Aim:
Please reproduce the records from the first line up to and including the line with "- panel-header-divider: [566, 90, 1247, 91]", switching "keyword-chip" to "tag-chip" and leaving everything else unchanged.

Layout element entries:
- - - -

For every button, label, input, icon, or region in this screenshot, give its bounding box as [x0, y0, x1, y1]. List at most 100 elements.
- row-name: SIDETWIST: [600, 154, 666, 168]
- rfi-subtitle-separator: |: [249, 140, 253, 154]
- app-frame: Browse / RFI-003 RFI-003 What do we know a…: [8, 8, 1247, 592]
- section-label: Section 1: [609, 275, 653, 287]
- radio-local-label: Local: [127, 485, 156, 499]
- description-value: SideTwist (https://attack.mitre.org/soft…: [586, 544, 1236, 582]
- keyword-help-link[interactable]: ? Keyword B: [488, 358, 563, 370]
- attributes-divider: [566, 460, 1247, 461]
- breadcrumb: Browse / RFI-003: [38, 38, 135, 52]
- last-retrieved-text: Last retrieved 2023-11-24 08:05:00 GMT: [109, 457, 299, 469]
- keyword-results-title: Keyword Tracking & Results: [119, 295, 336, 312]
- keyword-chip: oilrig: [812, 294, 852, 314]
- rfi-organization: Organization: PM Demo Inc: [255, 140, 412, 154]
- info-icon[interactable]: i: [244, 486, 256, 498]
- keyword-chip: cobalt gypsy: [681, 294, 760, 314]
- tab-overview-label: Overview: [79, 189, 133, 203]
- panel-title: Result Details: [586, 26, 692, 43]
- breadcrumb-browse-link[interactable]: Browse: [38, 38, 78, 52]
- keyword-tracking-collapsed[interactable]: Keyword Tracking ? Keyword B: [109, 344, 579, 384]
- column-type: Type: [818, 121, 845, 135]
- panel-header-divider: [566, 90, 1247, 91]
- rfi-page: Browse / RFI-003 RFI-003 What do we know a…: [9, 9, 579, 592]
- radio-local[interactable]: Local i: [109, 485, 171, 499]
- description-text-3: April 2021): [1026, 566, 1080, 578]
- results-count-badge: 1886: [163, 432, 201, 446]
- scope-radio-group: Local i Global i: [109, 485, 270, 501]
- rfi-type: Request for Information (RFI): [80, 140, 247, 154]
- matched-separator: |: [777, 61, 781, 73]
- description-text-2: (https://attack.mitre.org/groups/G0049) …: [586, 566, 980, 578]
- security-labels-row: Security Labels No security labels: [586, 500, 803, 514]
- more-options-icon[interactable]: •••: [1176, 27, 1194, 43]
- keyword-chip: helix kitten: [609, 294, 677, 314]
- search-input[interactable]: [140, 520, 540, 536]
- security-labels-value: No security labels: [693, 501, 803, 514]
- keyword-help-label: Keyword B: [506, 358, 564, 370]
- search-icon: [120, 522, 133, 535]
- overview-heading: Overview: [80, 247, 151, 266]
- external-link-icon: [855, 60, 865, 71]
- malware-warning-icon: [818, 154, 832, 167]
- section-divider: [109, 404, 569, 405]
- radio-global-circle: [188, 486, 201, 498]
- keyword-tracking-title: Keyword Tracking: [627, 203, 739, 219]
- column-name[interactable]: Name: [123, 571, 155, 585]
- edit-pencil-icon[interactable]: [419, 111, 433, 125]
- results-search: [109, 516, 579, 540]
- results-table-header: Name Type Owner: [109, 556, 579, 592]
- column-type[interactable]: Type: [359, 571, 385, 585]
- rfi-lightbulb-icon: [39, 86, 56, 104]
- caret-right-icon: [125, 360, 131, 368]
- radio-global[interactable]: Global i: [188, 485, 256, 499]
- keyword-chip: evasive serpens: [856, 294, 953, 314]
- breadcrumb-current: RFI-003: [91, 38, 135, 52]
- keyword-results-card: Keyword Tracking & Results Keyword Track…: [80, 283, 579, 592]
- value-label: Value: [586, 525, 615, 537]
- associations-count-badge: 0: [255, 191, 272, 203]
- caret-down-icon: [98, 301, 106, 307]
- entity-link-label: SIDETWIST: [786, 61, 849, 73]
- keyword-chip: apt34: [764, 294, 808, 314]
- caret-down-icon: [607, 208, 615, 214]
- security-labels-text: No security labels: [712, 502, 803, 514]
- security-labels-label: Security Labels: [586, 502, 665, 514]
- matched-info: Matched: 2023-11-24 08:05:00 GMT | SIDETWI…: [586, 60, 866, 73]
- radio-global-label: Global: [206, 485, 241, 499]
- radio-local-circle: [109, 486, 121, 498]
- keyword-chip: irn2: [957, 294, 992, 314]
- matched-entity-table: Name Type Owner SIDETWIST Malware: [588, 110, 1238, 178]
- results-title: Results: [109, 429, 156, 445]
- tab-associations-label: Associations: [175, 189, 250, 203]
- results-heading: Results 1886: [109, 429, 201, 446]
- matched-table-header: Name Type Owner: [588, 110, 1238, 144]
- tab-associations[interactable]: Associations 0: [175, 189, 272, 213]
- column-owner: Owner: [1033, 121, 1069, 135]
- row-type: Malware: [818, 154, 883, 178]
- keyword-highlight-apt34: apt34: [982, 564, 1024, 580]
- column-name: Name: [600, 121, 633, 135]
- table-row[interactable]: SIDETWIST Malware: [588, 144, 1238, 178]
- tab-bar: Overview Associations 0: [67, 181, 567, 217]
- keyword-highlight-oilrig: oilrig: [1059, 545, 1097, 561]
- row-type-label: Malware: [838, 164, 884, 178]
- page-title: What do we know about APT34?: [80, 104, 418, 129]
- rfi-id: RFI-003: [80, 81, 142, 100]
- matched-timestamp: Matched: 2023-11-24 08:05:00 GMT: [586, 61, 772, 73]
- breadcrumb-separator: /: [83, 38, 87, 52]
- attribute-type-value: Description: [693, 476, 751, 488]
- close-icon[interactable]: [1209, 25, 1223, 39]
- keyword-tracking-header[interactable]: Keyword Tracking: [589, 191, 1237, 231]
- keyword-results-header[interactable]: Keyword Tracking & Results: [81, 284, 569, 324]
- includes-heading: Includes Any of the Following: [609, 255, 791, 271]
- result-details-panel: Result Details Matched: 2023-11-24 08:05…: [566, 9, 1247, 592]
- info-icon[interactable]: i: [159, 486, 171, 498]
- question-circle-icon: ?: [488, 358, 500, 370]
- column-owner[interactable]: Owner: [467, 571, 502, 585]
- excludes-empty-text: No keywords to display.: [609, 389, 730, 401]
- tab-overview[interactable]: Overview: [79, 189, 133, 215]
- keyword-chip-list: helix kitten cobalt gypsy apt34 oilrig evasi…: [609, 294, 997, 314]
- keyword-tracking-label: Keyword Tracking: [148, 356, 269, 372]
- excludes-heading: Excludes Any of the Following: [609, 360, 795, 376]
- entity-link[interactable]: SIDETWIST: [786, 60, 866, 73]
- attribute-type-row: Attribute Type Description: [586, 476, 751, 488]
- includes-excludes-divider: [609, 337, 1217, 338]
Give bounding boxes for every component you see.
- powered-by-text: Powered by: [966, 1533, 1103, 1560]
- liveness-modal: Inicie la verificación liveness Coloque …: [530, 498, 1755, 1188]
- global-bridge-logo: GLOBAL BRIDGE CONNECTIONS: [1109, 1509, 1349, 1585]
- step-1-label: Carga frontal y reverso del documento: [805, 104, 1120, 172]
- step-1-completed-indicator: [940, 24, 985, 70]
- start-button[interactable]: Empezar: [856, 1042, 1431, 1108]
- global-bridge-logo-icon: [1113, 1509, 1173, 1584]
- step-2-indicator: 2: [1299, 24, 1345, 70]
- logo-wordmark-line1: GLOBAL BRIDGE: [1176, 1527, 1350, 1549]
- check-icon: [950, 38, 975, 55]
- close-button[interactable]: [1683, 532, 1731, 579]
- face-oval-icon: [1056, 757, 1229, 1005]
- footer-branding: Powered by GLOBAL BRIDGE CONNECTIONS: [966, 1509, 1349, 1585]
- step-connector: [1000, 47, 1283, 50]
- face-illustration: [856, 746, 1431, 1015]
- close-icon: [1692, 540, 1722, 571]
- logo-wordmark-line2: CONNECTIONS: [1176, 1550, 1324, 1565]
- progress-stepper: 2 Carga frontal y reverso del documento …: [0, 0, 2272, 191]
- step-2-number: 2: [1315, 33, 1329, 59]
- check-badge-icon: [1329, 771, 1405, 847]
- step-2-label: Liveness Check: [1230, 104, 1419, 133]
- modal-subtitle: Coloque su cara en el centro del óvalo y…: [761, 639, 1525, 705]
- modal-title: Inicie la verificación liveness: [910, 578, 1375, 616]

- - - -

Exercise output:
For every button, label, input, icon, or region in this screenshot, give its bounding box as [x0, y0, x1, y1]. List at most 100 elements.
- row-name: SIDETWIST: [600, 154, 666, 168]
- rfi-subtitle-separator: |: [249, 140, 253, 154]
- app-frame: Browse / RFI-003 RFI-003 What do we know a…: [8, 8, 1247, 592]
- section-label: Section 1: [609, 275, 653, 287]
- radio-local-label: Local: [127, 485, 156, 499]
- description-value: SideTwist (https://attack.mitre.org/soft…: [586, 544, 1236, 582]
- keyword-help-link[interactable]: ? Keyword B: [488, 358, 563, 370]
- attributes-divider: [566, 460, 1247, 461]
- breadcrumb: Browse / RFI-003: [38, 38, 135, 52]
- last-retrieved-text: Last retrieved 2023-11-24 08:05:00 GMT: [109, 457, 299, 469]
- keyword-results-title: Keyword Tracking & Results: [119, 295, 336, 312]
- tag-chip: oilrig: [812, 294, 852, 314]
- rfi-organization: Organization: PM Demo Inc: [255, 140, 412, 154]
- info-icon[interactable]: i: [244, 486, 256, 498]
- tag-chip: cobalt gypsy: [681, 294, 760, 314]
- tab-overview-label: Overview: [79, 189, 133, 203]
- panel-title: Result Details: [586, 26, 692, 43]
- breadcrumb-browse-link[interactable]: Browse: [38, 38, 78, 52]
- keyword-tracking-collapsed[interactable]: Keyword Tracking ? Keyword B: [109, 344, 579, 384]
- column-type: Type: [818, 121, 845, 135]
- panel-header-divider: [566, 90, 1247, 91]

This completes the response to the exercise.